**What the task asks**
All of the records below need to be returned exactly.

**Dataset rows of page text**

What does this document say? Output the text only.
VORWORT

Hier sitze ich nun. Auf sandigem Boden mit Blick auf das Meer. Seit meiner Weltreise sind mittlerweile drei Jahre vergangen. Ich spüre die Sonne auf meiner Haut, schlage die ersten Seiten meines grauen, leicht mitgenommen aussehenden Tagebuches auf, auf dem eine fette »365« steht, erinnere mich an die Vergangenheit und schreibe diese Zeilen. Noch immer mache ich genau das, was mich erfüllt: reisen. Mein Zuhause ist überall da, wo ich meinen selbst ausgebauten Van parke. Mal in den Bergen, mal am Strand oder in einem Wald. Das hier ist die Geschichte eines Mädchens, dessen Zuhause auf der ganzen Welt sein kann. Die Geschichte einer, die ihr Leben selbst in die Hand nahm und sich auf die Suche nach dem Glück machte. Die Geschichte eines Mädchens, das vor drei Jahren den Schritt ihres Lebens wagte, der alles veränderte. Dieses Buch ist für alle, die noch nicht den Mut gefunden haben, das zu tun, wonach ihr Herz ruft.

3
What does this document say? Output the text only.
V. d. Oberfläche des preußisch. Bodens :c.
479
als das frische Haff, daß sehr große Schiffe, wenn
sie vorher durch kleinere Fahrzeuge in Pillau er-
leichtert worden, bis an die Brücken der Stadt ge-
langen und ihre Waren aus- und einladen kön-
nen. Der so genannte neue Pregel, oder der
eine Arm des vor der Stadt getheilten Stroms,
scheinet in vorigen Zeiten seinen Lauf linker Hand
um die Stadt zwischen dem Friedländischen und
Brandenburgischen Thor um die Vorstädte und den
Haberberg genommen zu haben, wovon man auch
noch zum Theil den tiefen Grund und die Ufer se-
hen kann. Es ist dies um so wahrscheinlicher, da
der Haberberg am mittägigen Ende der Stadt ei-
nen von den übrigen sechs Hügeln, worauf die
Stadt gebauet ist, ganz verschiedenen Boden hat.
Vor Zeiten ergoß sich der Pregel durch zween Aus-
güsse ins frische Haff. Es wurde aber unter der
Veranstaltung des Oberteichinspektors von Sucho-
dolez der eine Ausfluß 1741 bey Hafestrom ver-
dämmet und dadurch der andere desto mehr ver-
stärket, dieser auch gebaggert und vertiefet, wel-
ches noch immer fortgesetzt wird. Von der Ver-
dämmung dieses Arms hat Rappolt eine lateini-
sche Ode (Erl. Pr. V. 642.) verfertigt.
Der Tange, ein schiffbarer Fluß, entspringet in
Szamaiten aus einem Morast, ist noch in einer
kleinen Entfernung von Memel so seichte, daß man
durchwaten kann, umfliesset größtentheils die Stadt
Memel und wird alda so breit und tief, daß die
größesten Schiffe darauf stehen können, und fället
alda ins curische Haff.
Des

**Output of the task**
What does this document say? Output the text only.
VORWORT

Hier sitze ich nun. Auf sandigem Boden mit Blick auf das Meer. Seit meiner Weltreise sind mittlerweile drei Jahre vergangen. Ich spüre die Sonne auf meiner Haut, schlage die ersten Seiten meines grauen, leicht mitgenommen aussehenden Tagebuches auf, auf dem eine fette »365« steht, erinnere mich an die Vergangenheit und schreibe diese Zeilen. Noch immer mache ich genau das, was mich erfüllt: reisen. Mein Zuhause ist überall da, wo ich meinen selbst ausgebauten Van parke. Mal in den Bergen, mal am Strand oder in einem Wald. Das hier ist die Geschichte eines Mädchens, dessen Zuhause auf der ganzen Welt sein kann. Die Geschichte einer, die ihr Leben selbst in die Hand nahm und sich auf die Suche nach dem Glück machte. Die Geschichte eines Mädchens, das vor drei Jahren den Schritt ihres Lebens wagte, der alles veränderte. Dieses Buch ist für alle, die noch nicht den Mut gefunden haben, das zu tun, wonach ihr Herz ruft.

3
What does this document say? Output the text only.
V. d. Oberfläche des preußisch. Bodens :c.
479
als das frische Haff, daß sehr große Schiffe, wenn
sie vorher durch kleinere Fahrzeuge in Pillau er-
leichtert worden, bis an die Brücken der Stadt ge-
langen und ihre Waren aus- und einladen kön-
nen. Der so genannte neue Pregel, oder der
eine Arm des vor der Stadt getheilten Stroms,
scheinet in vorigen Zeiten seinen Lauf linker Hand
um die Stadt zwischen dem Friedländischen und
Brandenburgischen Thor um die Vorstädte und den
Haberberg genommen zu haben, wovon man auch
noch zum Theil den tiefen Grund und die Ufer se-
hen kann. Es ist dies um so wahrscheinlicher, da
der Haberberg am mittägigen Ende der Stadt ei-
nen von den übrigen sechs Hügeln, worauf die
Stadt gebauet ist, ganz verschiedenen Boden hat.
Vor Zeiten ergoß sich der Pregel durch zween Aus-
güsse ins frische Haff. Es wurde aber unter der
Veranstaltung des Oberteichinspektors von Sucho-
dolez der eine Ausfluß 1741 bey Hafestrom ver-
dämmet und dadurch der andere desto mehr ver-
stärket, dieser auch gebaggert und vertiefet, wel-
ches noch immer fortgesetzt wird. Von der Ver-
dämmung dieses Arms hat Rappolt eine lateini-
sche Ode (Erl. Pr. V. 642.) verfertigt.
Der Tange, ein schiffbarer Fluß, entspringet in
Szamaiten aus einem Morast, ist noch in einer
kleinen Entfernung von Memel so seichte, daß man
durchwaten kann, umfliesset größtentheils die Stadt
Memel und wird alda so breit und tief, daß die
größesten Schiffe darauf stehen können, und fället
alda ins curische Haff.
Des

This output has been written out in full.